Among the entries, which lines carry the string "megszüntetésével"? Copy each of them.

Some records
↓
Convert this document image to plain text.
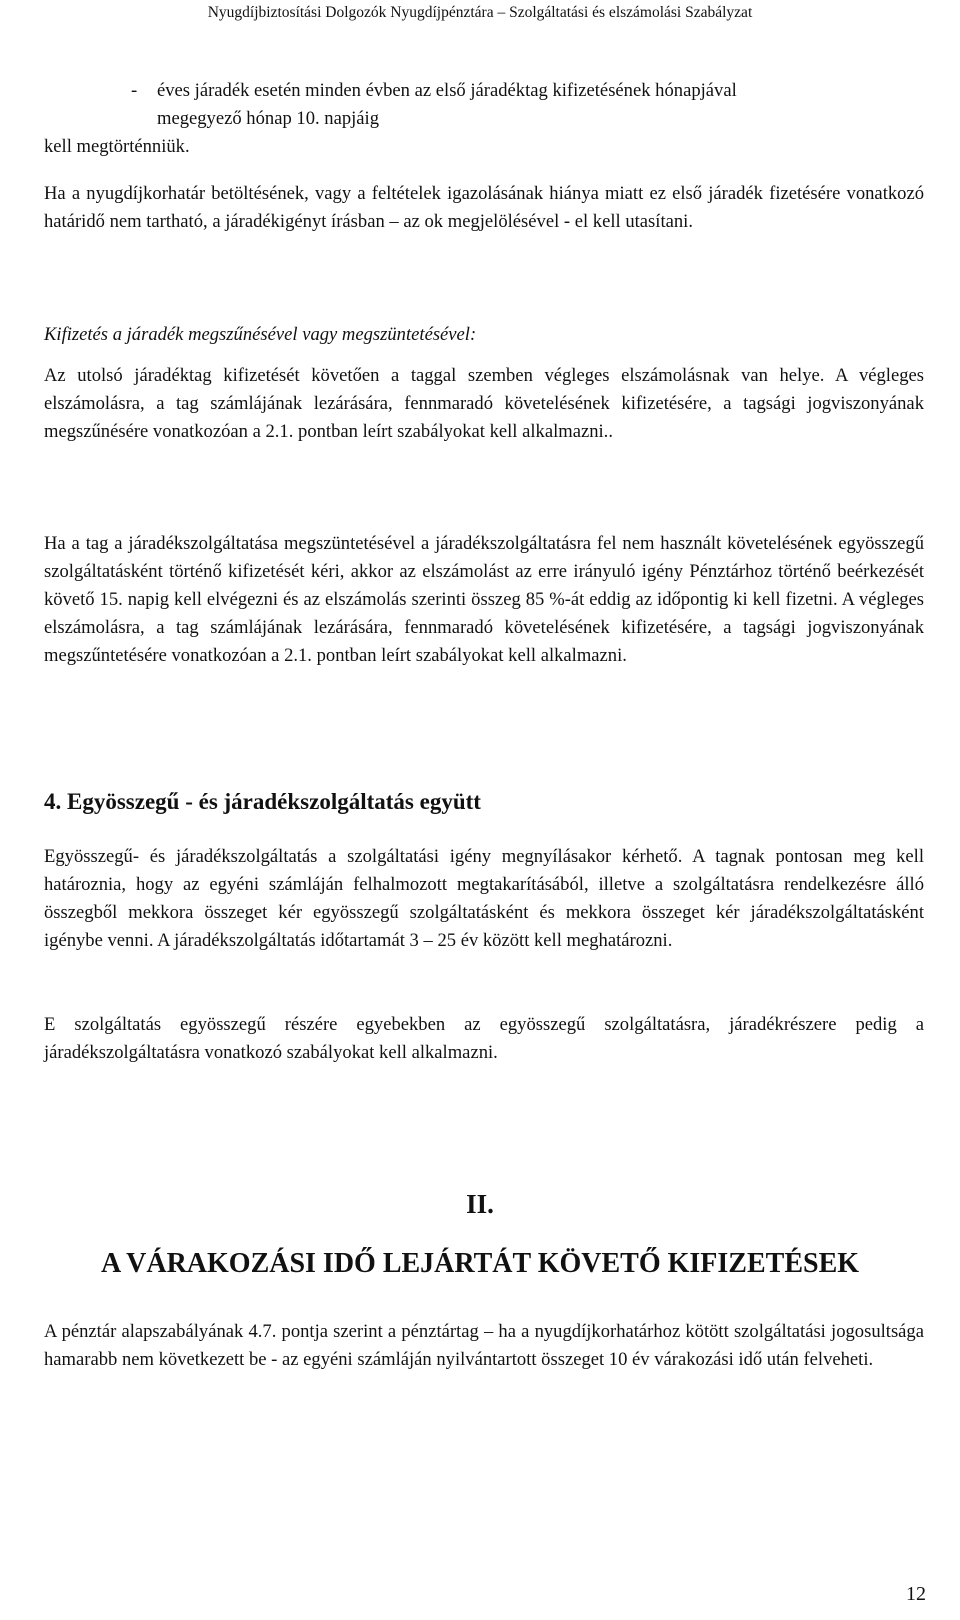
Nyugdíjbiztosítási Dolgozók Nyugdíjpénztára – Szolgáltatási és elszámolási Szabályzat
- éves járadék esetén minden évben az első járadéktag kifizetésének hónapjával
megegyező hónap 10. napjáig
kell megtörténniük.

Ha a nyugdíjkorhatár betöltésének, vagy a feltételek igazolásának hiánya miatt ez első járadék fizetésére vonatkozó határidő nem tartható, a járadékigényt írásban – az ok megjelölésével - el kell utasítani.

Kifizetés a járadék megszűnésével vagy megszüntetésével:

Az utolsó járadéktag kifizetését követően a taggal szemben végleges elszámolásnak van helye. A végleges elszámolásra, a tag számlájának lezárására, fennmaradó követelésének kifizetésére, a tagsági jogviszonyának megszűnésére vonatkozóan a 2.1. pontban leírt szabályokat kell alkalmazni..

Ha a tag a járadékszolgáltatása megszüntetésével a járadékszolgáltatásra fel nem használt követelésének egyösszegű szolgáltatásként történő kifizetését kéri, akkor az elszámolást az erre irányuló igény Pénztárhoz történő beérkezését követő 15. napig kell elvégezni és az elszámolás szerinti összeg 85 %-át eddig az időpontig ki kell fizetni. A végleges elszámolásra, a tag számlájának lezárására, fennmaradó követelésének kifizetésére, a tagsági jogviszonyának megszűntetésére vonatkozóan a 2.1. pontban leírt szabályokat kell alkalmazni.

4. Egyösszegű - és járadékszolgáltatás együtt

Egyösszegű- és járadékszolgáltatás a szolgáltatási igény megnyílásakor kérhető. A tagnak pontosan meg kell határoznia, hogy az egyéni számláján felhalmozott megtakarításából, illetve a szolgáltatásra rendelkezésre álló összegből mekkora összeget kér egyösszegű szolgáltatásként és mekkora összeget kér járadékszolgáltatásként igénybe venni. A járadékszolgáltatás időtartamát 3 – 25 év között kell meghatározni.

E szolgáltatás egyösszegű részére egyebekben az egyösszegű szolgáltatásra, járadékrészere pedig a járadékszolgáltatásra vonatkozó szabályokat kell alkalmazni.

II.
A VÁRAKOZÁSI IDŐ LEJÁRTÁT KÖVETŐ KIFIZETÉSEK

A pénztár alapszabályának 4.7. pontja szerint a pénztártag – ha a nyugdíjkorhatárhoz kötött szolgáltatási jogosultsága hamarabb nem következett be - az egyéni számláján nyilvántartott összeget 10 év várakozási idő után felveheti.

12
↑
> [Result below]
Kifizetés a járadék megszűnésével vagy megszüntetésével:
Ha a tag a járadékszolgáltatása megszüntetésével a járadékszolgáltatásra fel nem használt követelésének egyösszegű szolgáltatásként történő kifizetését kéri, akkor az elszámolást az erre irányuló igény Pénztárhoz történő beérkezését követő 15. napig kell elvégezni és az elszámolás szerinti összeg 85 %-át eddig az időpontig ki kell fizetni. A végleges elszámolásra, a tag számlájának lezárására, fennmaradó követelésének kifizetésére, a tagsági jogviszonyának megszűntetésére vonatkozóan a 2.1. pontban leírt szabályokat kell alkalmazni.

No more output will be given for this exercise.